## Working data:
**********

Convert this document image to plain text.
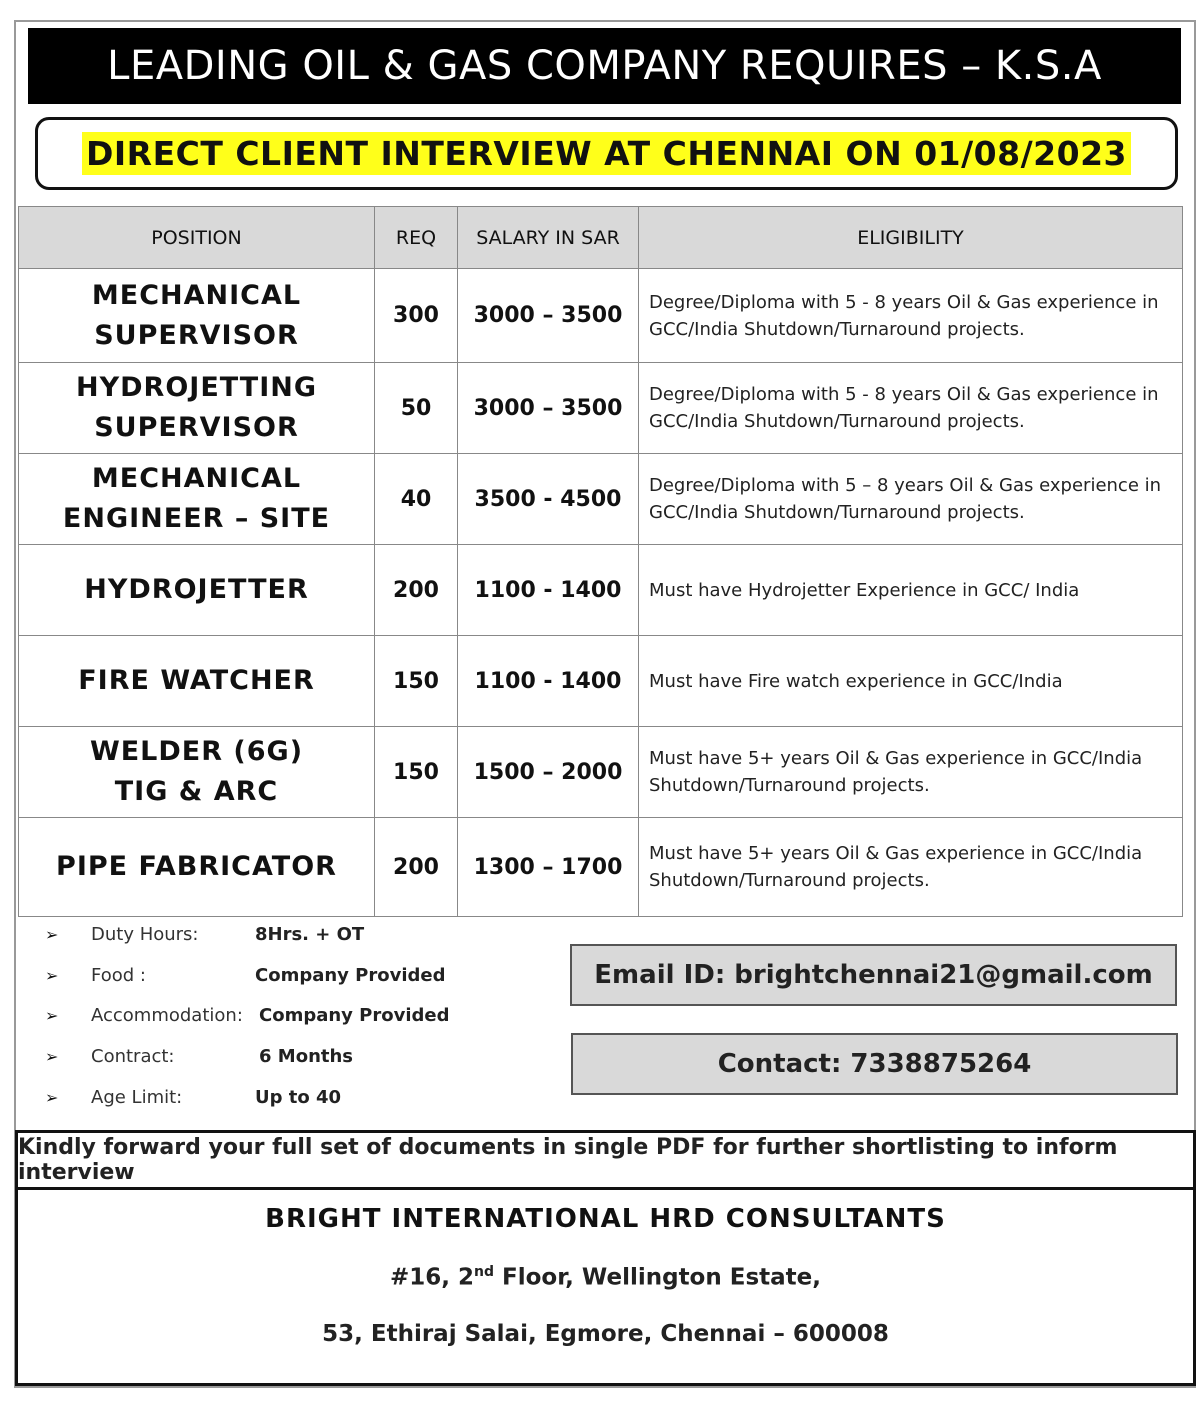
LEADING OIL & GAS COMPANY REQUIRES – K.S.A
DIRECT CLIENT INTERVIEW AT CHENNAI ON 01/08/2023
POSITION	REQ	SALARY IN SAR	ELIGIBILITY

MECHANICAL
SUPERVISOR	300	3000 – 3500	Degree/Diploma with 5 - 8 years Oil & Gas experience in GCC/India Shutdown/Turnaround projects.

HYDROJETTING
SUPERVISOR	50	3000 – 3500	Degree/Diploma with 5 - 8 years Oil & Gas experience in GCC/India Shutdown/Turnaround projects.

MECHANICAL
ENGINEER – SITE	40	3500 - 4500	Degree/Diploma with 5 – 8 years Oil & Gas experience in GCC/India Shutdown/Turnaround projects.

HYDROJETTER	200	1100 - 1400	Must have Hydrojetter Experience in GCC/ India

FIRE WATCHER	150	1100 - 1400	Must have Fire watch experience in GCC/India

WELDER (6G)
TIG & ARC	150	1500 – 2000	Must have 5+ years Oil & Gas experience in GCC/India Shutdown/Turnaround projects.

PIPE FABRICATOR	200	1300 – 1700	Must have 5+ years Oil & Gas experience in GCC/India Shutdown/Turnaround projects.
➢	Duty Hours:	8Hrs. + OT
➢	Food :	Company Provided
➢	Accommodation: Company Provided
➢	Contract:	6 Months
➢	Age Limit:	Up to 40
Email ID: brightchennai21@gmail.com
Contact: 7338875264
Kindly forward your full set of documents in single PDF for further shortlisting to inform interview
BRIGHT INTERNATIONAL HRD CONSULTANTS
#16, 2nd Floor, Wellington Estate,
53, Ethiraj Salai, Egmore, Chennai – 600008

**********

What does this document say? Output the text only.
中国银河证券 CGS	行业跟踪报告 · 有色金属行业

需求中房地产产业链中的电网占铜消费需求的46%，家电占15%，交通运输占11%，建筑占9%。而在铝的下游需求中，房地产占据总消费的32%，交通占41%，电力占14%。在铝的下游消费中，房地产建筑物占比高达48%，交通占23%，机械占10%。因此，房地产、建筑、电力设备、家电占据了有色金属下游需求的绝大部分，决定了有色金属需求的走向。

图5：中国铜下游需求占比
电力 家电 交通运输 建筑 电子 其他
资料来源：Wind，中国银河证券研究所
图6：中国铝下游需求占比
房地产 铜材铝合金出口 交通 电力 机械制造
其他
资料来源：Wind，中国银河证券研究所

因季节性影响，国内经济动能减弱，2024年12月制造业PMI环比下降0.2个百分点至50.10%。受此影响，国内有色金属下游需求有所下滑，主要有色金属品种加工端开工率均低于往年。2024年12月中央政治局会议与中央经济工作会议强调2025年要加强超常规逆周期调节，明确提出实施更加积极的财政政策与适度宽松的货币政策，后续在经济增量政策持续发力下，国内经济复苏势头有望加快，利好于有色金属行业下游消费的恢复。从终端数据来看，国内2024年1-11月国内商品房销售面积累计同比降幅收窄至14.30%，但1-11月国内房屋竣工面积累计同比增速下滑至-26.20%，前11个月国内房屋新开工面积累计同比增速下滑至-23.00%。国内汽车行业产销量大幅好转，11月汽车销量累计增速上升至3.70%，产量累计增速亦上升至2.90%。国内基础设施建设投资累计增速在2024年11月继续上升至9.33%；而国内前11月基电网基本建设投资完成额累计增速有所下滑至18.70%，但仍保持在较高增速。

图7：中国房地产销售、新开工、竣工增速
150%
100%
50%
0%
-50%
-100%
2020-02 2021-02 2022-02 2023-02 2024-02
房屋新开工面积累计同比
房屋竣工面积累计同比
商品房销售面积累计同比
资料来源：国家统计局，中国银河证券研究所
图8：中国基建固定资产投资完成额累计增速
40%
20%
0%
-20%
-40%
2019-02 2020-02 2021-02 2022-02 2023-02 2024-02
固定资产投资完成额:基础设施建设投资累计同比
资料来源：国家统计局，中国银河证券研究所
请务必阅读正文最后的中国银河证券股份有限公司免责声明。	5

**********

Which lines of the data include "have"? Copy each of them.

## Solution:
HYDROJETTER	200	1100 - 1400	Must have Hydrojetter Experience in GCC/ India
FIRE WATCHER	150	1100 - 1400	Must have Fire watch experience in GCC/India
TIG & ARC	150	1500 – 2000	Must have 5+ years Oil & Gas experience in GCC/India Shutdown/Turnaround projects.
PIPE FABRICATOR	200	1300 – 1700	Must have 5+ years Oil & Gas experience in GCC/India Shutdown/Turnaround projects.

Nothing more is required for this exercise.